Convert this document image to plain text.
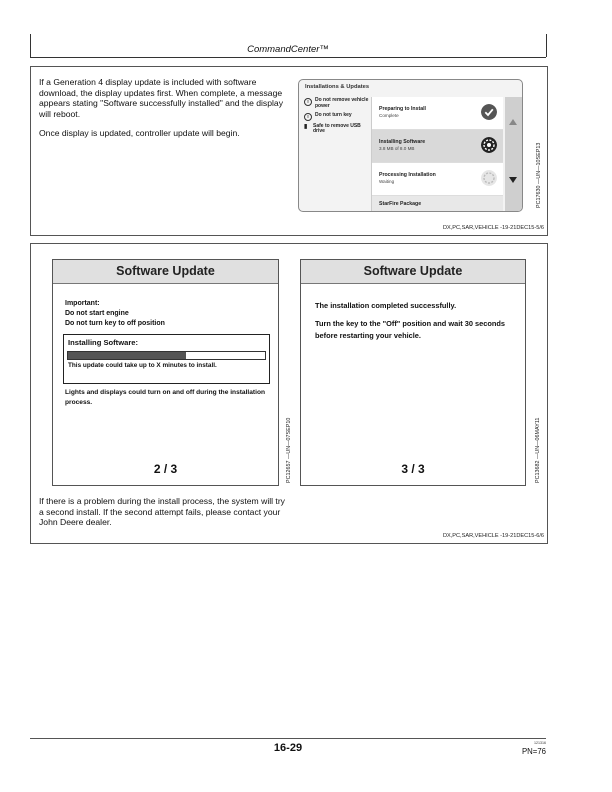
CommandCenter™
If a Generation 4 display update is included with software download, the display updates first. When complete, a message appears stating "Software successfully installed" and the display will reboot.
Once display is updated, controller update will begin.
Installations & Updates
!	Do not remove vehicle power
!	Do not turn key
▮	Safe to remove USB drive
Preparing to Install
Complete
Installing Software
3.8 MB of 8.0 MB
Processing Installation
Waiting
StarFire Package	PC17630 —UN—10SEP13
DX,PC,SAR,VEHICLE -19-21DEC15-5/6
Software Update
Important:
Do not start engine
Do not turn key to off position
Installing Software:
This update could take up to X minutes to install.
Lights and displays could turn on and off during the installation process.
2 / 3	PC12657 —UN—07SEP10
Software Update
The installation completed successfully.
Turn the key to the "Off" position and wait 30 seconds before restarting your vehicle.
3 / 3	PC13682 —UN—06MAY11
If there is a problem during the install process, the system will try a second install. If the second attempt fails, please contact your John Deere dealer.
DX,PC,SAR,VEHICLE -19-21DEC15-6/6
16-29	121316
PN=76
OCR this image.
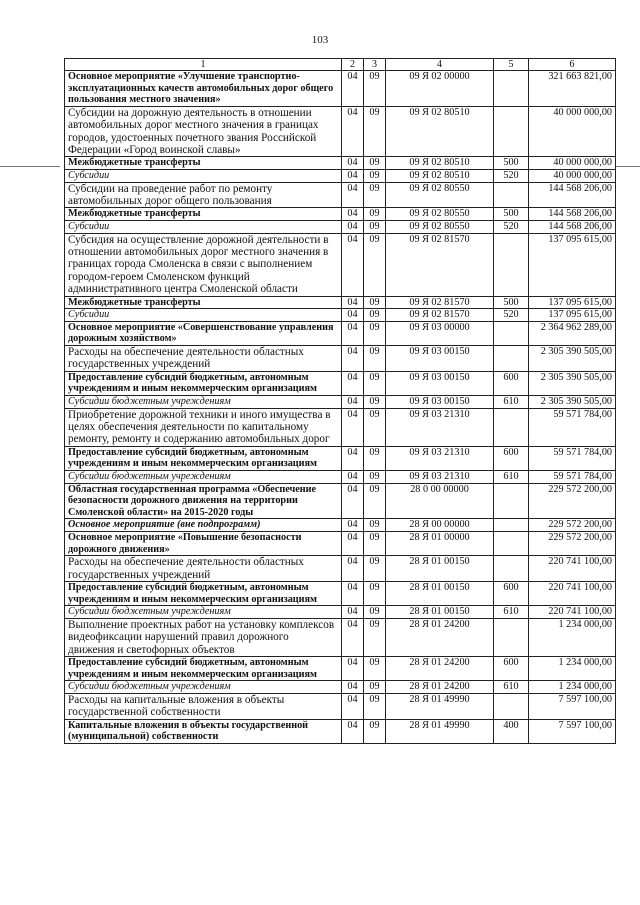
103
1	2	3	4	5	6
Основное мероприятие «Улучшение транспортно-эксплуатационных качеств автомобильных дорог общего пользования местного значения»	04	09	09 Я 02 00000		321 663 821,00
Субсидии на дорожную деятельность в отношении автомобильных дорог местного значения в границах городов, удостоенных почетного звания Российской Федерации «Город воинской славы»	04	09	09 Я 02 80510		40 000 000,00
Межбюджетные трансферты	04	09	09 Я 02 80510	500	40 000 000,00
Субсидии	04	09	09 Я 02 80510	520	40 000 000,00
Субсидии на проведение работ по ремонту автомобильных дорог общего пользования	04	09	09 Я 02 80550		144 568 206,00
Межбюджетные трансферты	04	09	09 Я 02 80550	500	144 568 206,00
Субсидии	04	09	09 Я 02 80550	520	144 568 206,00
Субсидия на осуществление дорожной деятельности в отношении автомобильных дорог местного значения в границах города Смоленска в связи с выполнением городом-героем Смоленском функций административного центра Смоленской области	04	09	09 Я 02 81570		137 095 615,00
Межбюджетные трансферты	04	09	09 Я 02 81570	500	137 095 615,00
Субсидии	04	09	09 Я 02 81570	520	137 095 615,00
Основное мероприятие «Совершенствование управления дорожным хозяйством»	04	09	09 Я 03 00000		2 364 962 289,00
Расходы на обеспечение деятельности областных государственных учреждений	04	09	09 Я 03 00150		2 305 390 505,00
Предоставление субсидий бюджетным, автономным учреждениям и иным некоммерческим организациям	04	09	09 Я 03 00150	600	2 305 390 505,00
Субсидии бюджетным учреждениям	04	09	09 Я 03 00150	610	2 305 390 505,00
Приобретение дорожной техники и иного имущества в целях обеспечения деятельности по капитальному ремонту, ремонту и содержанию автомобильных дорог	04	09	09 Я 03 21310		59 571 784,00
Предоставление субсидий бюджетным, автономным учреждениям и иным некоммерческим организациям	04	09	09 Я 03 21310	600	59 571 784,00
Субсидии бюджетным учреждениям	04	09	09 Я 03 21310	610	59 571 784,00
Областная государственная программа «Обеспечение безопасности дорожного движения на территории Смоленской области» на 2015-2020 годы	04	09	28 0 00 00000		229 572 200,00
Основное мероприятие (вне подпрограмм)	04	09	28 Я 00 00000		229 572 200,00
Основное мероприятие «Повышение безопасности дорожного движения»	04	09	28 Я 01 00000		229 572 200,00
Расходы на обеспечение деятельности областных государственных учреждений	04	09	28 Я 01 00150		220 741 100,00
Предоставление субсидий бюджетным, автономным учреждениям и иным некоммерческим организациям	04	09	28 Я 01 00150	600	220 741 100,00
Субсидии бюджетным учреждениям	04	09	28 Я 01 00150	610	220 741 100,00
Выполнение проектных работ на установку комплексов видеофиксации нарушений правил дорожного движения и светофорных объектов	04	09	28 Я 01 24200		1 234 000,00
Предоставление субсидий бюджетным, автономным учреждениям и иным некоммерческим организациям	04	09	28 Я 01 24200	600	1 234 000,00
Субсидии бюджетным учреждениям	04	09	28 Я 01 24200	610	1 234 000,00
Расходы на капитальные вложения в объекты государственной собственности	04	09	28 Я 01 49990		7 597 100,00
Капитальные вложения в объекты государственной (муниципальной) собственности	04	09	28 Я 01 49990	400	7 597 100,00
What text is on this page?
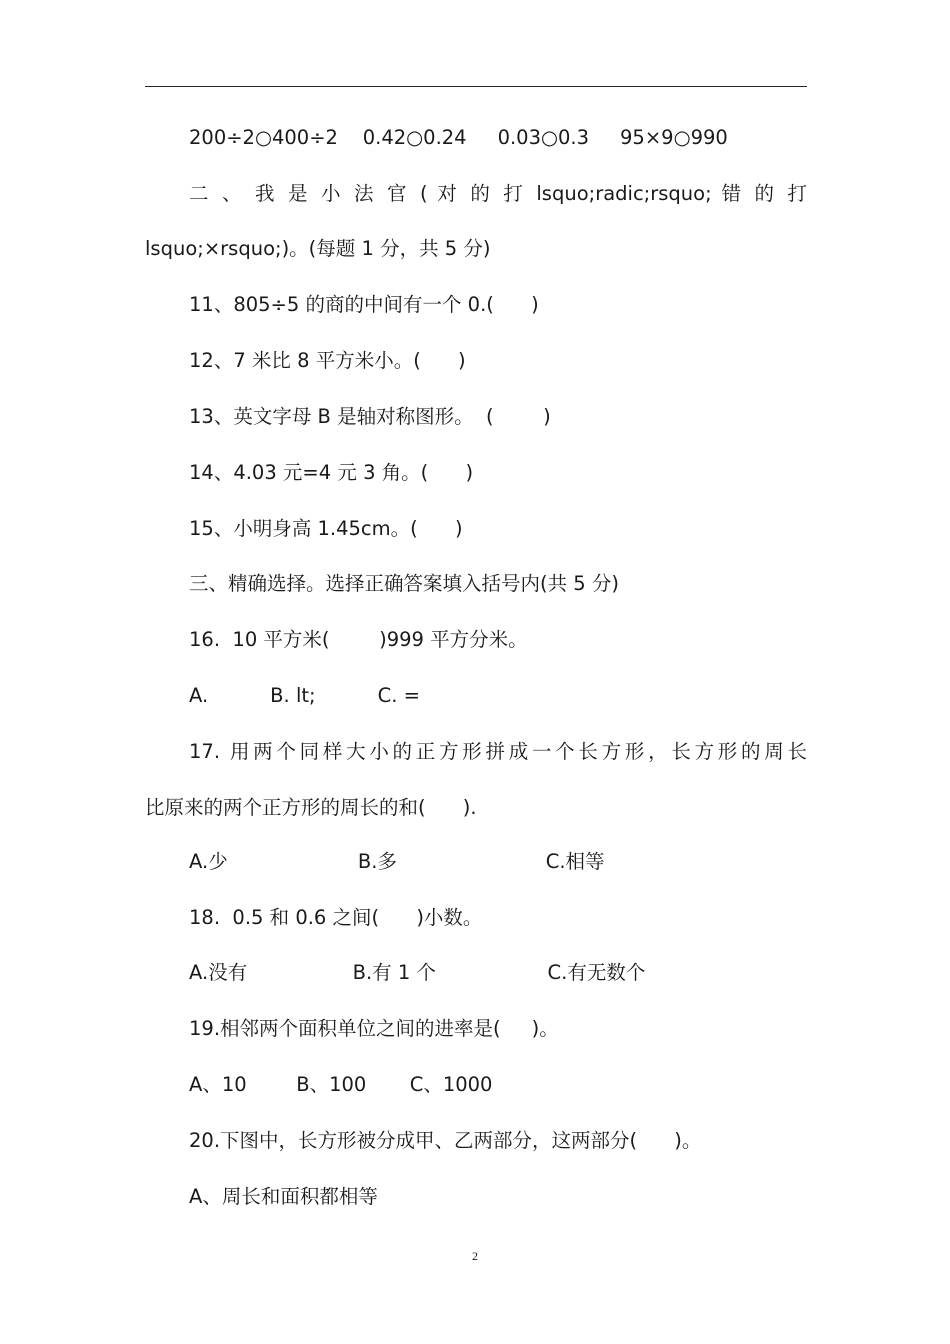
200÷2○400÷2    0.42○0.24     0.03○0.3     95×9○990
二 、 我 是 小 法 官 ( 对 的 打 lsquo;radic;rsquo; 错 的 打
lsquo;×rsquo;)。(每题 1 分，共 5 分)
11、805÷5 的商的中间有一个 0.(      )
12、7 米比 8 平方米小。(      )
13、英文字母 B 是轴对称图形。  (        )
14、4.03 元=4 元 3 角。(      )
15、小明身高 1.45cm。(      )
三、精确选择。选择正确答案填入括号内(共 5 分)
16.  10 平方米(        )999 平方分米。
A.          B. lt;          C. =
17. 用两个同样大小的正方形拼成一个长方形，长方形的周长
比原来的两个正方形的周长的和(      ).
A.少                     B.多                        C.相等
18.  0.5 和 0.6 之间(      )小数。
A.没有                 B.有 1 个                  C.有无数个
19.相邻两个面积单位之间的进率是(     )。
A、10        B、100       C、1000
20.下图中，长方形被分成甲、乙两部分，这两部分(      )。
A、周长和面积都相等
2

§ What is expected:
Give the data above again in full and unchanged, skipping the pictures.

§ Output below:
Convert this document image to plain text.
CommandCenter™
If a Generation 4 display update is included with software download, the display updates first. When complete, a message appears stating "Software successfully installed" and the display will reboot.
Once display is updated, controller update will begin.
Installations & Updates
!	Do not remove vehicle power
!	Do not turn key
▮	Safe to remove USB drive
Preparing to Install
Complete
Installing Software
3.8 MB of 8.0 MB
Processing Installation
Waiting
StarFire Package	PC17630 —UN—10SEP13
DX,PC,SAR,VEHICLE -19-21DEC15-5/6
Software Update
Important:
Do not start engine
Do not turn key to off position
Installing Software:
This update could take up to X minutes to install.
Lights and displays could turn on and off during the installation process.
2 / 3	PC12657 —UN—07SEP10
Software Update
The installation completed successfully.
Turn the key to the "Off" position and wait 30 seconds before restarting your vehicle.
3 / 3	PC13682 —UN—06MAY11
If there is a problem during the install process, the system will try a second install. If the second attempt fails, please contact your John Deere dealer.
DX,PC,SAR,VEHICLE -19-21DEC15-6/6
16-29	121316
PN=76
OCR this image.
103
1	2	3	4	5	6
Основное мероприятие «Улучшение транспортно-эксплуатационных качеств автомобильных дорог общего пользования местного значения»	04	09	09 Я 02 00000		321 663 821,00
Субсидии на дорожную деятельность в отношении автомобильных дорог местного значения в границах городов, удостоенных почетного звания Российской Федерации «Город воинской славы»	04	09	09 Я 02 80510		40 000 000,00
Межбюджетные трансферты	04	09	09 Я 02 80510	500	40 000 000,00
Субсидии	04	09	09 Я 02 80510	520	40 000 000,00
Субсидии на проведение работ по ремонту автомобильных дорог общего пользования	04	09	09 Я 02 80550		144 568 206,00
Межбюджетные трансферты	04	09	09 Я 02 80550	500	144 568 206,00
Субсидии	04	09	09 Я 02 80550	520	144 568 206,00
Субсидия на осуществление дорожной деятельности в отношении автомобильных дорог местного значения в границах города Смоленска в связи с выполнением городом-героем Смоленском функций административного центра Смоленской области	04	09	09 Я 02 81570		137 095 615,00
Межбюджетные трансферты	04	09	09 Я 02 81570	500	137 095 615,00
Субсидии	04	09	09 Я 02 81570	520	137 095 615,00
Основное мероприятие «Совершенствование управления дорожным хозяйством»	04	09	09 Я 03 00000		2 364 962 289,00
Расходы на обеспечение деятельности областных государственных учреждений	04	09	09 Я 03 00150		2 305 390 505,00
Предоставление субсидий бюджетным, автономным учреждениям и иным некоммерческим организациям	04	09	09 Я 03 00150	600	2 305 390 505,00
Субсидии бюджетным учреждениям	04	09	09 Я 03 00150	610	2 305 390 505,00
Приобретение дорожной техники и иного имущества в целях обеспечения деятельности по капитальному ремонту, ремонту и содержанию автомобильных дорог	04	09	09 Я 03 21310		59 571 784,00
Предоставление субсидий бюджетным, автономным учреждениям и иным некоммерческим организациям	04	09	09 Я 03 21310	600	59 571 784,00
Субсидии бюджетным учреждениям	04	09	09 Я 03 21310	610	59 571 784,00
Областная государственная программа «Обеспечение безопасности дорожного движения на территории Смоленской области» на 2015-2020 годы	04	09	28 0 00 00000		229 572 200,00
Основное мероприятие (вне подпрограмм)	04	09	28 Я 00 00000		229 572 200,00
Основное мероприятие «Повышение безопасности дорожного движения»	04	09	28 Я 01 00000		229 572 200,00
Расходы на обеспечение деятельности областных государственных учреждений	04	09	28 Я 01 00150		220 741 100,00
Предоставление субсидий бюджетным, автономным учреждениям и иным некоммерческим организациям	04	09	28 Я 01 00150	600	220 741 100,00
Субсидии бюджетным учреждениям	04	09	28 Я 01 00150	610	220 741 100,00
Выполнение проектных работ на установку комплексов видеофиксации нарушений правил дорожного движения и светофорных объектов	04	09	28 Я 01 24200		1 234 000,00
Предоставление субсидий бюджетным, автономным учреждениям и иным некоммерческим организациям	04	09	28 Я 01 24200	600	1 234 000,00
Субсидии бюджетным учреждениям	04	09	28 Я 01 24200	610	1 234 000,00
Расходы на капитальные вложения в объекты государственной собственности	04	09	28 Я 01 49990		7 597 100,00
Капитальные вложения в объекты государственной (муниципальной) собственности	04	09	28 Я 01 49990	400	7 597 100,00
What text is on this page?
200÷2○400÷2    0.42○0.24     0.03○0.3     95×9○990
二 、 我 是 小 法 官 ( 对 的 打 lsquo;radic;rsquo; 错 的 打
lsquo;×rsquo;)。(每题 1 分，共 5 分)
11、805÷5 的商的中间有一个 0.(      )
12、7 米比 8 平方米小。(      )
13、英文字母 B 是轴对称图形。  (        )
14、4.03 元=4 元 3 角。(      )
15、小明身高 1.45cm。(      )
三、精确选择。选择正确答案填入括号内(共 5 分)
16.  10 平方米(        )999 平方分米。
A.          B. lt;          C. =
17. 用两个同样大小的正方形拼成一个长方形，长方形的周长
比原来的两个正方形的周长的和(      ).
A.少                     B.多                        C.相等
18.  0.5 和 0.6 之间(      )小数。
A.没有                 B.有 1 个                  C.有无数个
19.相邻两个面积单位之间的进率是(     )。
A、10        B、100       C、1000
20.下图中，长方形被分成甲、乙两部分，这两部分(      )。
A、周长和面积都相等
2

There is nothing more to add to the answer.